#### Problem description:
Gather all lines in the data that hold the string "PROFESIONALIZACION".

─── Provided entries

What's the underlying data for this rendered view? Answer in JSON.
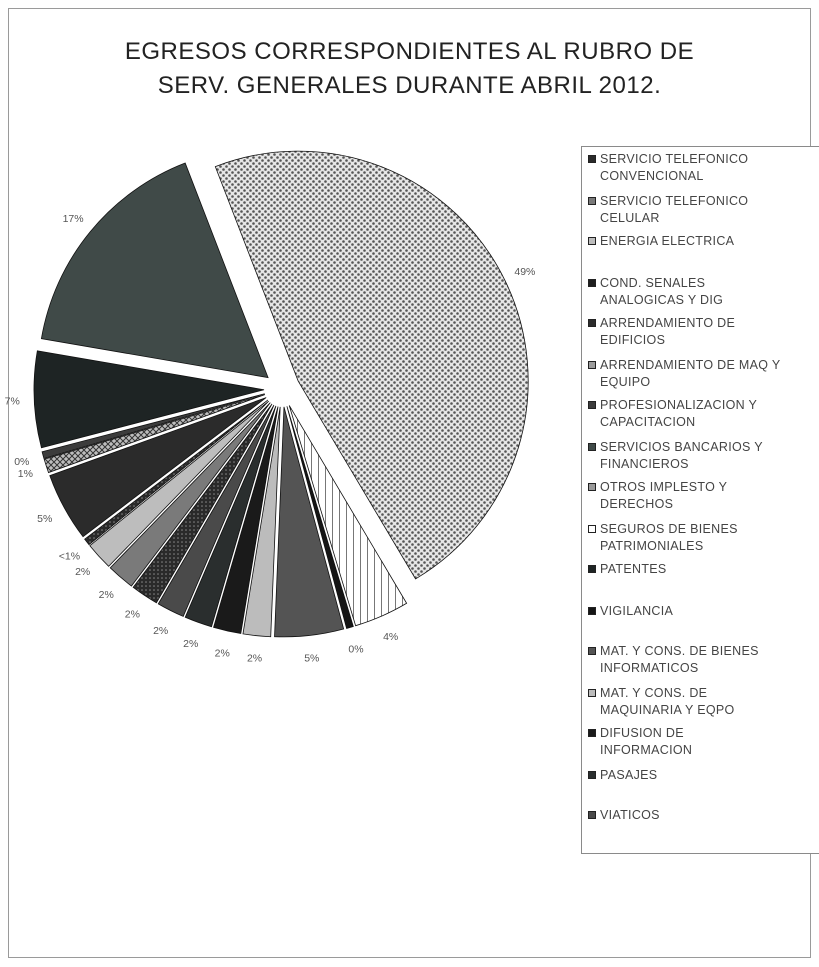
{
  "chart_data": {
    "type": "pie",
    "title": [
      "EGRESOS CORRESPONDIENTES AL RUBRO DE",
      "SERV. GENERALES DURANTE ABRIL 2012."
    ],
    "legend_position": "right",
    "slice_order": [
      "PATENTES",
      "SERVICIOS BANCARIOS Y FINANCIEROS",
      "OTROS IMPLESTO Y DERECHOS",
      "SEGUROS DE BIENES PATRIMONIALES",
      "VIGILANCIA",
      "MAT. Y CONS. DE BIENES INFORMATICOS",
      "MAT. Y CONS. DE MAQUINARIA Y EQPO",
      "DIFUSION DE INFORMACION",
      "PASAJES",
      "VIATICOS",
      "SERVICIO TELEFONICO CONVENCIONAL",
      "SERVICIO TELEFONICO CELULAR",
      "ENERGIA ELECTRICA",
      "COND. SENALES ANALOGICAS Y DIG",
      "ARRENDAMIENTO DE EDIFICIOS",
      "ARRENDAMIENTO DE MAQ Y EQUIPO",
      "PROFESIONALIZACION Y CAPACITACION"
    ],
    "slices": [
      {
        "label": "SERVICIO TELEFONICO CONVENCIONAL",
        "legend": "SERVICIO TELEFONICO\nCONVENCIONAL",
        "value": 2,
        "pct_label": "2%",
        "color": "#2a2a2a",
        "pattern": "dots"
      },
      {
        "label": "SERVICIO TELEFONICO CELULAR",
        "legend": "SERVICIO TELEFONICO\nCELULAR",
        "value": 2,
        "pct_label": "2%",
        "color": "#7a7a7a",
        "pattern": "solid"
      },
      {
        "label": "ENERGIA ELECTRICA",
        "legend": "ENERGIA ELECTRICA",
        "value": 2,
        "pct_label": "2%",
        "color": "#bdbdbd",
        "pattern": "solid"
      },
      {
        "label": "COND. SENALES ANALOGICAS Y DIG",
        "legend": "COND. SENALES\nANALOGICAS Y DIG",
        "value": 0.5,
        "pct_label": "<1%",
        "color": "#1e1e1e",
        "pattern": "dots"
      },
      {
        "label": "ARRENDAMIENTO DE EDIFICIOS",
        "legend": "ARRENDAMIENTO DE\nEDIFICIOS",
        "value": 5,
        "pct_label": "5%",
        "color": "#2b2b2b",
        "pattern": "solid"
      },
      {
        "label": "ARRENDAMIENTO DE MAQ Y EQUIPO",
        "legend": "ARRENDAMIENTO DE MAQ Y\nEQUIPO",
        "value": 1,
        "pct_label": "1%",
        "color": "#6a6a6a",
        "pattern": "cross"
      },
      {
        "label": "PROFESIONALIZACION Y CAPACITACION",
        "legend": "PROFESIONALIZACION Y\nCAPACITACION",
        "value": 0.5,
        "pct_label": "0%",
        "color": "#3c3c3c",
        "pattern": "solid"
      },
      {
        "label": "SERVICIOS BANCARIOS Y FINANCIEROS",
        "legend": "SERVICIOS BANCARIOS Y\nFINANCIEROS",
        "value": 17,
        "pct_label": "17%",
        "color": "#404a48",
        "pattern": "solid"
      },
      {
        "label": "OTROS IMPLESTO Y DERECHOS",
        "legend": "OTROS IMPLESTO Y\nDERECHOS",
        "value": 49,
        "pct_label": "49%",
        "color": "#cfcfcf",
        "pattern": "checker"
      },
      {
        "label": "SEGUROS DE BIENES PATRIMONIALES",
        "legend": "SEGUROS DE BIENES\nPATRIMONIALES",
        "value": 4,
        "pct_label": "4%",
        "color": "#ffffff",
        "pattern": "vlines"
      },
      {
        "label": "PATENTES",
        "legend": "PATENTES",
        "value": 7,
        "pct_label": "7%",
        "color": "#1e2424",
        "pattern": "solid"
      },
      {
        "label": "VIGILANCIA",
        "legend": "VIGILANCIA",
        "value": 0.5,
        "pct_label": "0%",
        "color": "#151515",
        "pattern": "solid"
      },
      {
        "label": "MAT. Y CONS. DE BIENES INFORMATICOS",
        "legend": "MAT. Y CONS. DE BIENES\nINFORMATICOS",
        "value": 5,
        "pct_label": "5%",
        "color": "#545454",
        "pattern": "solid"
      },
      {
        "label": "MAT. Y CONS. DE MAQUINARIA Y EQPO",
        "legend": "MAT. Y CONS. DE\nMAQUINARIA Y EQPO",
        "value": 2,
        "pct_label": "2%",
        "color": "#bcbcbc",
        "pattern": "solid"
      },
      {
        "label": "DIFUSION DE INFORMACION",
        "legend": "DIFUSION DE\nINFORMACION",
        "value": 2,
        "pct_label": "2%",
        "color": "#1a1a1a",
        "pattern": "solid"
      },
      {
        "label": "PASAJES",
        "legend": "PASAJES",
        "value": 2,
        "pct_label": "2%",
        "color": "#2a2e2e",
        "pattern": "solid"
      },
      {
        "label": "VIATICOS",
        "legend": "VIATICOS",
        "value": 2,
        "pct_label": "2%",
        "color": "#4a4a4a",
        "pattern": "solid"
      }
    ]
  }
}
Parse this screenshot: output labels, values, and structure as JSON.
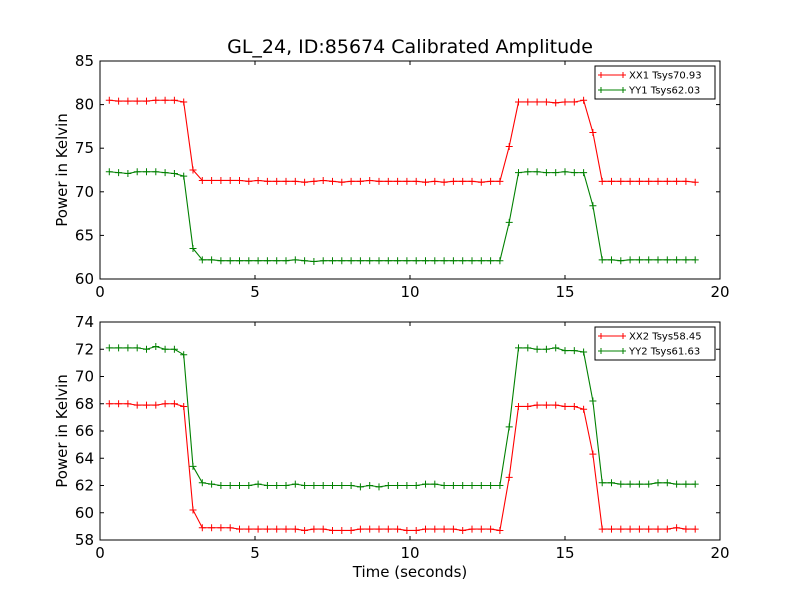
{
  "chart_data": [
    {
      "type": "line",
      "title": "GL_24, ID:85674 Calibrated Amplitude",
      "xlabel": "",
      "ylabel": "Power in Kelvin",
      "xlim": [
        0,
        20
      ],
      "ylim": [
        60,
        85
      ],
      "xticks": [
        0,
        5,
        10,
        15,
        20
      ],
      "yticks": [
        60,
        65,
        70,
        75,
        80,
        85
      ],
      "grid": false,
      "legend_position": "top-right",
      "marker": "plus",
      "x": [
        0.3,
        0.6,
        0.9,
        1.2,
        1.5,
        1.8,
        2.1,
        2.4,
        2.7,
        3.0,
        3.3,
        3.6,
        3.9,
        4.2,
        4.5,
        4.8,
        5.1,
        5.4,
        5.7,
        6.0,
        6.3,
        6.6,
        6.9,
        7.2,
        7.5,
        7.8,
        8.1,
        8.4,
        8.7,
        9.0,
        9.3,
        9.6,
        9.9,
        10.2,
        10.5,
        10.8,
        11.1,
        11.4,
        11.7,
        12.0,
        12.3,
        12.6,
        12.9,
        13.2,
        13.5,
        13.8,
        14.1,
        14.4,
        14.7,
        15.0,
        15.3,
        15.6,
        15.9,
        16.2,
        16.5,
        16.8,
        17.1,
        17.4,
        17.7,
        18.0,
        18.3,
        18.6,
        18.9,
        19.2
      ],
      "series": [
        {
          "name": "XX1 Tsys70.93",
          "color": "#ff0000",
          "values": [
            80.5,
            80.4,
            80.4,
            80.4,
            80.4,
            80.5,
            80.5,
            80.5,
            80.3,
            72.5,
            71.3,
            71.3,
            71.3,
            71.3,
            71.3,
            71.2,
            71.3,
            71.2,
            71.2,
            71.2,
            71.2,
            71.1,
            71.2,
            71.3,
            71.2,
            71.1,
            71.2,
            71.2,
            71.3,
            71.2,
            71.2,
            71.2,
            71.2,
            71.2,
            71.1,
            71.2,
            71.1,
            71.2,
            71.2,
            71.2,
            71.1,
            71.2,
            71.2,
            75.2,
            80.3,
            80.3,
            80.3,
            80.3,
            80.2,
            80.3,
            80.3,
            80.5,
            76.8,
            71.2,
            71.2,
            71.2,
            71.2,
            71.2,
            71.2,
            71.2,
            71.2,
            71.2,
            71.2,
            71.1
          ]
        },
        {
          "name": "YY1 Tsys62.03",
          "color": "#008000",
          "values": [
            72.3,
            72.2,
            72.1,
            72.3,
            72.3,
            72.3,
            72.2,
            72.1,
            71.8,
            63.5,
            62.2,
            62.2,
            62.1,
            62.1,
            62.1,
            62.1,
            62.1,
            62.1,
            62.1,
            62.1,
            62.2,
            62.1,
            62.0,
            62.1,
            62.1,
            62.1,
            62.1,
            62.1,
            62.1,
            62.1,
            62.1,
            62.1,
            62.1,
            62.1,
            62.1,
            62.1,
            62.1,
            62.1,
            62.1,
            62.1,
            62.1,
            62.1,
            62.1,
            66.5,
            72.2,
            72.3,
            72.3,
            72.2,
            72.2,
            72.3,
            72.2,
            72.2,
            68.4,
            62.2,
            62.2,
            62.1,
            62.2,
            62.2,
            62.2,
            62.2,
            62.2,
            62.2,
            62.2,
            62.2
          ]
        }
      ]
    },
    {
      "type": "line",
      "title": "",
      "xlabel": "Time (seconds)",
      "ylabel": "Power in Kelvin",
      "xlim": [
        0,
        20
      ],
      "ylim": [
        58,
        74
      ],
      "xticks": [
        0,
        5,
        10,
        15,
        20
      ],
      "yticks": [
        58,
        60,
        62,
        64,
        66,
        68,
        70,
        72,
        74
      ],
      "grid": false,
      "legend_position": "top-right",
      "marker": "plus",
      "x": [
        0.3,
        0.6,
        0.9,
        1.2,
        1.5,
        1.8,
        2.1,
        2.4,
        2.7,
        3.0,
        3.3,
        3.6,
        3.9,
        4.2,
        4.5,
        4.8,
        5.1,
        5.4,
        5.7,
        6.0,
        6.3,
        6.6,
        6.9,
        7.2,
        7.5,
        7.8,
        8.1,
        8.4,
        8.7,
        9.0,
        9.3,
        9.6,
        9.9,
        10.2,
        10.5,
        10.8,
        11.1,
        11.4,
        11.7,
        12.0,
        12.3,
        12.6,
        12.9,
        13.2,
        13.5,
        13.8,
        14.1,
        14.4,
        14.7,
        15.0,
        15.3,
        15.6,
        15.9,
        16.2,
        16.5,
        16.8,
        17.1,
        17.4,
        17.7,
        18.0,
        18.3,
        18.6,
        18.9,
        19.2
      ],
      "series": [
        {
          "name": "XX2 Tsys58.45",
          "color": "#ff0000",
          "values": [
            68.0,
            68.0,
            68.0,
            67.9,
            67.9,
            67.9,
            68.0,
            68.0,
            67.8,
            60.2,
            58.9,
            58.9,
            58.9,
            58.9,
            58.8,
            58.8,
            58.8,
            58.8,
            58.8,
            58.8,
            58.8,
            58.7,
            58.8,
            58.8,
            58.7,
            58.7,
            58.7,
            58.8,
            58.8,
            58.8,
            58.8,
            58.8,
            58.7,
            58.7,
            58.8,
            58.8,
            58.8,
            58.8,
            58.7,
            58.8,
            58.8,
            58.8,
            58.7,
            62.6,
            67.8,
            67.8,
            67.9,
            67.9,
            67.9,
            67.8,
            67.8,
            67.6,
            64.3,
            58.8,
            58.8,
            58.8,
            58.8,
            58.8,
            58.8,
            58.8,
            58.8,
            58.9,
            58.8,
            58.8
          ]
        },
        {
          "name": "YY2 Tsys61.63",
          "color": "#008000",
          "values": [
            72.1,
            72.1,
            72.1,
            72.1,
            72.0,
            72.2,
            72.0,
            72.0,
            71.6,
            63.4,
            62.2,
            62.1,
            62.0,
            62.0,
            62.0,
            62.0,
            62.1,
            62.0,
            62.0,
            62.0,
            62.1,
            62.0,
            62.0,
            62.0,
            62.0,
            62.0,
            62.0,
            61.9,
            62.0,
            61.9,
            62.0,
            62.0,
            62.0,
            62.0,
            62.1,
            62.1,
            62.0,
            62.0,
            62.0,
            62.0,
            62.0,
            62.0,
            62.0,
            66.3,
            72.1,
            72.1,
            72.0,
            72.0,
            72.1,
            71.9,
            71.9,
            71.8,
            68.2,
            62.2,
            62.2,
            62.1,
            62.1,
            62.1,
            62.1,
            62.2,
            62.2,
            62.1,
            62.1,
            62.1
          ]
        }
      ]
    }
  ]
}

──────

#### Complete answer:
      "PROFESIONALIZACION Y CAPACITACION"
        "label": "PROFESIONALIZACION Y CAPACITACION",
        "legend": "PROFESIONALIZACION Y\nCAPACITACION",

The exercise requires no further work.